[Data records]
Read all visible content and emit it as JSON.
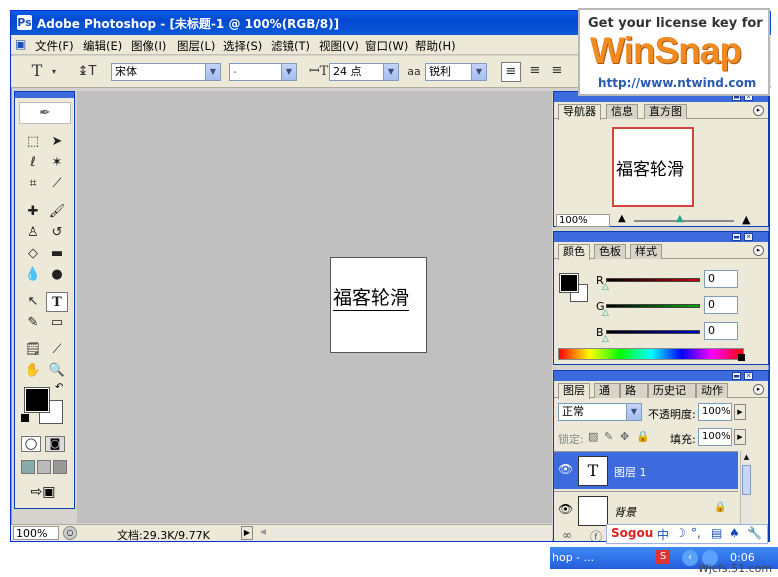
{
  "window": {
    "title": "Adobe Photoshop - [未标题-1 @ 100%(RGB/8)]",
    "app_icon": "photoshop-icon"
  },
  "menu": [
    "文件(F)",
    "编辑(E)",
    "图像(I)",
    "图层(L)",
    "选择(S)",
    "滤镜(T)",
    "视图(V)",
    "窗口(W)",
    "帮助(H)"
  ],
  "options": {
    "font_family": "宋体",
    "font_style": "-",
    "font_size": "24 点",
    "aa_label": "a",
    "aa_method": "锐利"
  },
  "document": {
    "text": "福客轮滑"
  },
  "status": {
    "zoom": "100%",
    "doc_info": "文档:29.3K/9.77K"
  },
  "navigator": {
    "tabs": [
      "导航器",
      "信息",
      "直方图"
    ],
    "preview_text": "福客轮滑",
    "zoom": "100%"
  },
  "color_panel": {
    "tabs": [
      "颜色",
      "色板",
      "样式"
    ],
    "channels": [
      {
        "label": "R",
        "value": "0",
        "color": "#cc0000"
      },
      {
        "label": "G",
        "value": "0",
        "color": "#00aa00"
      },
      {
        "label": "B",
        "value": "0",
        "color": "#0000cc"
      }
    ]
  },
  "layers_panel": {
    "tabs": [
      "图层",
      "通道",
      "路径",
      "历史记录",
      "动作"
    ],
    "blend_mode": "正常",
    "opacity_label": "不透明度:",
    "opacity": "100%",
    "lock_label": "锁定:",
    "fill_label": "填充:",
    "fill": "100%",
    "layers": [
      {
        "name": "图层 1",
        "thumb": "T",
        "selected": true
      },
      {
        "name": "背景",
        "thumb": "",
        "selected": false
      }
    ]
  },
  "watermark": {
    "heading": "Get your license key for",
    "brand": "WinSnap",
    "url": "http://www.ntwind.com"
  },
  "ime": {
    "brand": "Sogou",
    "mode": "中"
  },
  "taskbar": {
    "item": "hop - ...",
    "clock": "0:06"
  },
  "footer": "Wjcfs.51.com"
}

* * *

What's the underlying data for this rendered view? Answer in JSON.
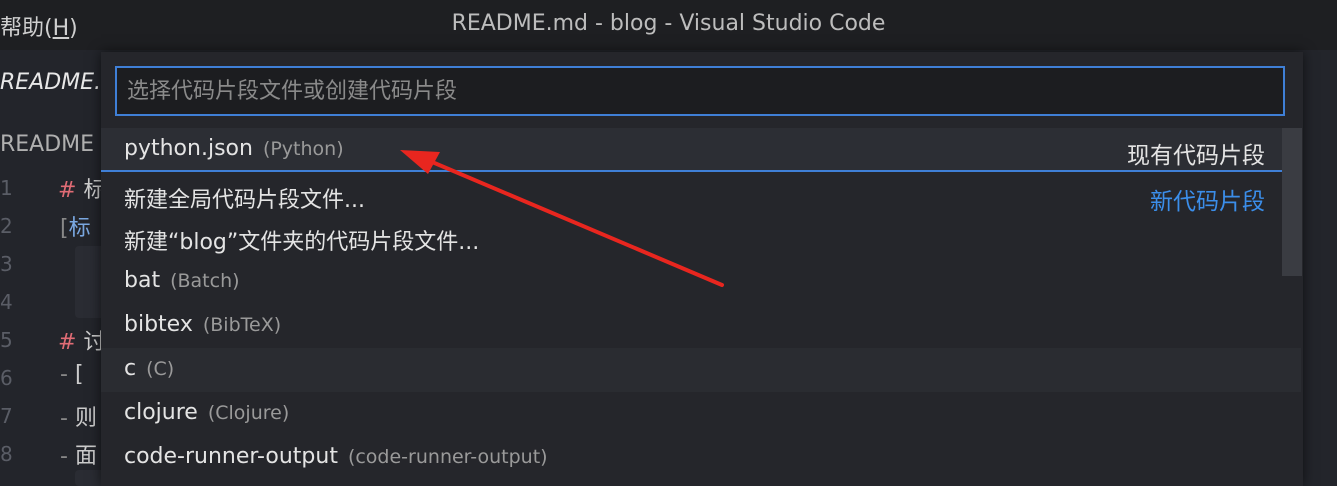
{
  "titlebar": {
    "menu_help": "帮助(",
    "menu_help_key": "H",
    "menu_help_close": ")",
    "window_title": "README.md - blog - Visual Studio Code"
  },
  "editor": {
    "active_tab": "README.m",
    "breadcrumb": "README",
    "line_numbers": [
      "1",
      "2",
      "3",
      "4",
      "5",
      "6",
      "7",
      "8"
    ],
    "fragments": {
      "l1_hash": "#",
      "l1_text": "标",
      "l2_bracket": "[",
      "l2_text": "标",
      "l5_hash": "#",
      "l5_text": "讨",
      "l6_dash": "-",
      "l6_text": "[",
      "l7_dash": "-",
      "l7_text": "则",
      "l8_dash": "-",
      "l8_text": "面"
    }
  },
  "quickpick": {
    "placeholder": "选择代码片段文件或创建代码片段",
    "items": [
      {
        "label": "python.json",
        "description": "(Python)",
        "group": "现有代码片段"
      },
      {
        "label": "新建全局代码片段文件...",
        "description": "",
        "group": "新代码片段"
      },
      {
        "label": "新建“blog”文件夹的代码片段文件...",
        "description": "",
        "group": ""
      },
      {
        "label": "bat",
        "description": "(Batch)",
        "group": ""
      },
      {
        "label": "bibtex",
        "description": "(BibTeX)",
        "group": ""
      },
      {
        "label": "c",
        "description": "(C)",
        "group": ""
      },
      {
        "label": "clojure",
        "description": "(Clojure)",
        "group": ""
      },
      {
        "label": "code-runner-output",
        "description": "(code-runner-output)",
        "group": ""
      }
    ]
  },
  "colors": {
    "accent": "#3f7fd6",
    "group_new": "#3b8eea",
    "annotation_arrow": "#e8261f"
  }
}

_Stated goal:_ Pick every line with "runner" in it and copy it.

_Result:_
        "label": "code-runner-output",
        "description": "(code-runner-output)",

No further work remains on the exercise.